WHAT YOU SHOULD DO
Using the data below, determine the number of lines that include the string "name". Write only that number.

[Entries with figure data]
-.-.-

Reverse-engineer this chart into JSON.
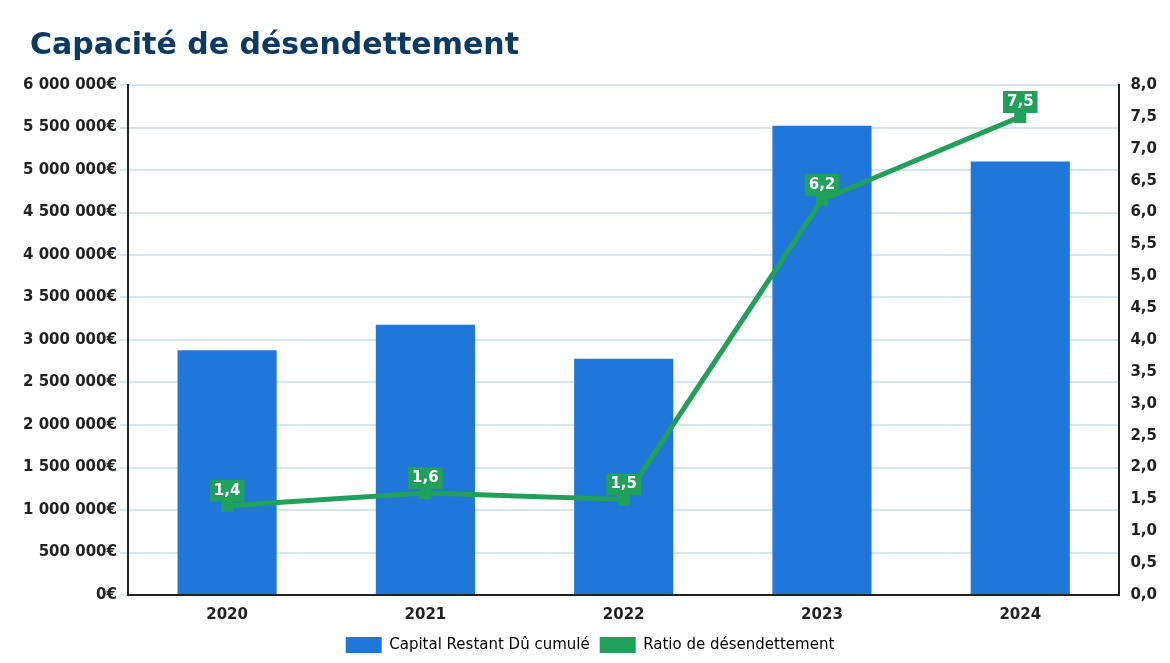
{
  "chart_data": {
    "type": "bar",
    "title": "Capacité de désendettement",
    "categories": [
      "2020",
      "2021",
      "2022",
      "2023",
      "2024"
    ],
    "series": [
      {
        "name": "Capital Restant Dû cumulé",
        "color": "#1f77d9",
        "values": [
          2880000,
          3180000,
          2780000,
          5520000,
          5100000
        ]
      },
      {
        "name": "Ratio de désendettement",
        "type": "line",
        "axis": "y2",
        "color": "#20a05a",
        "values": [
          1.4,
          1.6,
          1.5,
          6.2,
          7.5
        ],
        "value_labels": [
          "1,4",
          "1,6",
          "1,5",
          "6,2",
          "7,5"
        ],
        "marker": "square"
      }
    ],
    "ylim": [
      0,
      6000000
    ],
    "yticks": [
      {
        "value": 0,
        "label": "0€"
      },
      {
        "value": 500000,
        "label": "500 000€"
      },
      {
        "value": 1000000,
        "label": "1 000 000€"
      },
      {
        "value": 1500000,
        "label": "1 500 000€"
      },
      {
        "value": 2000000,
        "label": "2 000 000€"
      },
      {
        "value": 2500000,
        "label": "2 500 000€"
      },
      {
        "value": 3000000,
        "label": "3 000 000€"
      },
      {
        "value": 3500000,
        "label": "3 500 000€"
      },
      {
        "value": 4000000,
        "label": "4 000 000€"
      },
      {
        "value": 4500000,
        "label": "4 500 000€"
      },
      {
        "value": 5000000,
        "label": "5 000 000€"
      },
      {
        "value": 5500000,
        "label": "5 500 000€"
      },
      {
        "value": 6000000,
        "label": "6 000 000€"
      }
    ],
    "y2lim": [
      0,
      8
    ],
    "y2ticks": [
      {
        "value": 0,
        "label": "0,0"
      },
      {
        "value": 0.5,
        "label": "0,5"
      },
      {
        "value": 1,
        "label": "1,0"
      },
      {
        "value": 1.5,
        "label": "1,5"
      },
      {
        "value": 2,
        "label": "2,0"
      },
      {
        "value": 2.5,
        "label": "2,5"
      },
      {
        "value": 3,
        "label": "3,0"
      },
      {
        "value": 3.5,
        "label": "3,5"
      },
      {
        "value": 4,
        "label": "4,0"
      },
      {
        "value": 4.5,
        "label": "4,5"
      },
      {
        "value": 5,
        "label": "5,0"
      },
      {
        "value": 5.5,
        "label": "5,5"
      },
      {
        "value": 6,
        "label": "6,0"
      },
      {
        "value": 6.5,
        "label": "6,5"
      },
      {
        "value": 7,
        "label": "7,0"
      },
      {
        "value": 7.5,
        "label": "7,5"
      },
      {
        "value": 8,
        "label": "8,0"
      }
    ],
    "grid": "y",
    "legend": "bottom"
  }
}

-.-.-

OUTPUT FOR THIS EXERCISE
2